Recorded data
----
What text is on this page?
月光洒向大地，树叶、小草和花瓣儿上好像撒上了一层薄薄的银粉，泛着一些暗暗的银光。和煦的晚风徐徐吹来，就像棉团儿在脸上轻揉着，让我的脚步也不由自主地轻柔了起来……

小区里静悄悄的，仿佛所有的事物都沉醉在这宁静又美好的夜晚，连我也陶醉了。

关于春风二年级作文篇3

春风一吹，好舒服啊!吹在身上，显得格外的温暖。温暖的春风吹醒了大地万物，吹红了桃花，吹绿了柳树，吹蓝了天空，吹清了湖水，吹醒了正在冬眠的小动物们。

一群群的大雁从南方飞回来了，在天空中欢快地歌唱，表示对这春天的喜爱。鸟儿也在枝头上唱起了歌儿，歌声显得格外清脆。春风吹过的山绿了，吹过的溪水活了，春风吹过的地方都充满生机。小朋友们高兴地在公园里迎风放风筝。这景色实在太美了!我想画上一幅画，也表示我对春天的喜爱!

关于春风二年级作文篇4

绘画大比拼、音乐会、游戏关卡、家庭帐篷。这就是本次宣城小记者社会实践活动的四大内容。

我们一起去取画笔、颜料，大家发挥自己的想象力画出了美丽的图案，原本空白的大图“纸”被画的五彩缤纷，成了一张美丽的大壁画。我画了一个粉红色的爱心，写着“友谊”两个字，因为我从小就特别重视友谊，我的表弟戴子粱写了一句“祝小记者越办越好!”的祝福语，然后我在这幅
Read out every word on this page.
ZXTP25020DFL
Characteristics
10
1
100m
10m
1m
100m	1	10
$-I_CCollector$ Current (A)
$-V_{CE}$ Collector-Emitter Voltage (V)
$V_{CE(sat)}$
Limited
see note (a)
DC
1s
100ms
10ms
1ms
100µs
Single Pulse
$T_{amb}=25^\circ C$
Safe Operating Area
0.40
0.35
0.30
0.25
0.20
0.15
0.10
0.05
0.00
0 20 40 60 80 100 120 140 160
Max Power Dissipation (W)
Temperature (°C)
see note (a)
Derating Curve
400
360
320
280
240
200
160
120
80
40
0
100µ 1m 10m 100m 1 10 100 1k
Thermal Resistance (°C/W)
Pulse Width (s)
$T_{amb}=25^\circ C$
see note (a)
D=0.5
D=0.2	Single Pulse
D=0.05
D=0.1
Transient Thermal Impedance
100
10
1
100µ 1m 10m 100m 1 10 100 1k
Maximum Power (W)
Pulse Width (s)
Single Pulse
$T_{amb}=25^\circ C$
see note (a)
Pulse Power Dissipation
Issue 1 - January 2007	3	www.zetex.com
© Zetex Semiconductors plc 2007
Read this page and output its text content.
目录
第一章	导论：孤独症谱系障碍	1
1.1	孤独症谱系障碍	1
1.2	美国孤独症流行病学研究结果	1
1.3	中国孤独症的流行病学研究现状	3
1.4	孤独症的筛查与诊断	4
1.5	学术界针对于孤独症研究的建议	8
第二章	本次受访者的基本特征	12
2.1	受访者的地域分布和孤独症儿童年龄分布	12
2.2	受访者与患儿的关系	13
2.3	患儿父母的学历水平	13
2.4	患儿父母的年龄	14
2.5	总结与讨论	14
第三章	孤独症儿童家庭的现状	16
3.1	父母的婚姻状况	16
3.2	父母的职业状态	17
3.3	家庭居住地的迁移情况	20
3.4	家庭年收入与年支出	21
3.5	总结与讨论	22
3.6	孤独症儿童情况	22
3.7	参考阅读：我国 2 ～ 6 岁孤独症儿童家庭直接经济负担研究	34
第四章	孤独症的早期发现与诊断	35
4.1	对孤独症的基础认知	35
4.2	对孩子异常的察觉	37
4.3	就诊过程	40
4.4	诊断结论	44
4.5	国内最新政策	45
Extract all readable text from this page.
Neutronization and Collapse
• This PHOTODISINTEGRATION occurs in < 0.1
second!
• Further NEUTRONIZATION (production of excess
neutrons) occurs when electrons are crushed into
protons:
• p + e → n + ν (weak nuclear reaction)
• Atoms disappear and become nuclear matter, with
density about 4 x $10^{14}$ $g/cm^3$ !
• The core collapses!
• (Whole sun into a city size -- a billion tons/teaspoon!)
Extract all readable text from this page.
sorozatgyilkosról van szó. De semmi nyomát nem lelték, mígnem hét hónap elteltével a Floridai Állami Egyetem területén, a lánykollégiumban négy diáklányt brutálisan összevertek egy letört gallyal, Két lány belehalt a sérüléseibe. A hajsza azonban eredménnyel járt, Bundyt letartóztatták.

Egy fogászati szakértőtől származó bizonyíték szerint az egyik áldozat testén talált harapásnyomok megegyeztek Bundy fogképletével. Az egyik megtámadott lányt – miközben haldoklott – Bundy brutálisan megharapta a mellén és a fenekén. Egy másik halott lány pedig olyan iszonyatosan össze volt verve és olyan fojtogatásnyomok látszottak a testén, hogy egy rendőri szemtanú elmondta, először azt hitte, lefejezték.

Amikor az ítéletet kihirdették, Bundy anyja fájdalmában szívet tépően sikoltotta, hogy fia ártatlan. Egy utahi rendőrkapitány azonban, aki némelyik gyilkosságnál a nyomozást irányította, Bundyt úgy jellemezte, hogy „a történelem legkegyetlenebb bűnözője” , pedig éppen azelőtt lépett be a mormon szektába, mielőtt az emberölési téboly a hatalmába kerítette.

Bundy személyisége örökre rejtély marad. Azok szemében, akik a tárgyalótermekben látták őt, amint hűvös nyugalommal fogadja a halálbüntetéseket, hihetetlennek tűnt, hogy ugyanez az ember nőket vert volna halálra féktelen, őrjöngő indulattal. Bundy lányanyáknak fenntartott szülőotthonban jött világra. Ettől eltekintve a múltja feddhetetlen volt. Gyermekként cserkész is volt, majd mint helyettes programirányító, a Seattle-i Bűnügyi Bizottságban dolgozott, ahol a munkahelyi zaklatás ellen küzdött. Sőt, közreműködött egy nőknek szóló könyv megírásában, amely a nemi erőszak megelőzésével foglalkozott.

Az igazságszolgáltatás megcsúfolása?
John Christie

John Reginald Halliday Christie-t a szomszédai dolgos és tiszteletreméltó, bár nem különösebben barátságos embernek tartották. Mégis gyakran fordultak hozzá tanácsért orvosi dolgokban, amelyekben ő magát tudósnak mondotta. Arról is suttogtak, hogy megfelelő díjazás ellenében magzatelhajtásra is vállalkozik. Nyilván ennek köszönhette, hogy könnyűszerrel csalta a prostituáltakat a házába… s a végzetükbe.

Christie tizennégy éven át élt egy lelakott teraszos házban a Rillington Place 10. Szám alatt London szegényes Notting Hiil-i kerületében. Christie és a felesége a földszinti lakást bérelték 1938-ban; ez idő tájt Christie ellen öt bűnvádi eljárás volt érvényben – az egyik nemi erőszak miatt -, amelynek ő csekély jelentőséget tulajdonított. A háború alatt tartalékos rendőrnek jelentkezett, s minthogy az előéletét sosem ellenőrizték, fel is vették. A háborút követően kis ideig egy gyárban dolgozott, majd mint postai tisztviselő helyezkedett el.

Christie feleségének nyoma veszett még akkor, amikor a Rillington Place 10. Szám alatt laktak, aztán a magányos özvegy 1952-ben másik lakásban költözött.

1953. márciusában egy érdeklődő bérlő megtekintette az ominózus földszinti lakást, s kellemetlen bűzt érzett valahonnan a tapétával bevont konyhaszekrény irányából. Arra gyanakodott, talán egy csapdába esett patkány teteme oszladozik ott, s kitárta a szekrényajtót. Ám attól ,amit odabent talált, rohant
----
## Problem statement
How many lines of the data hold the string "page"? Reply with the number alone.

## Exercise solution
5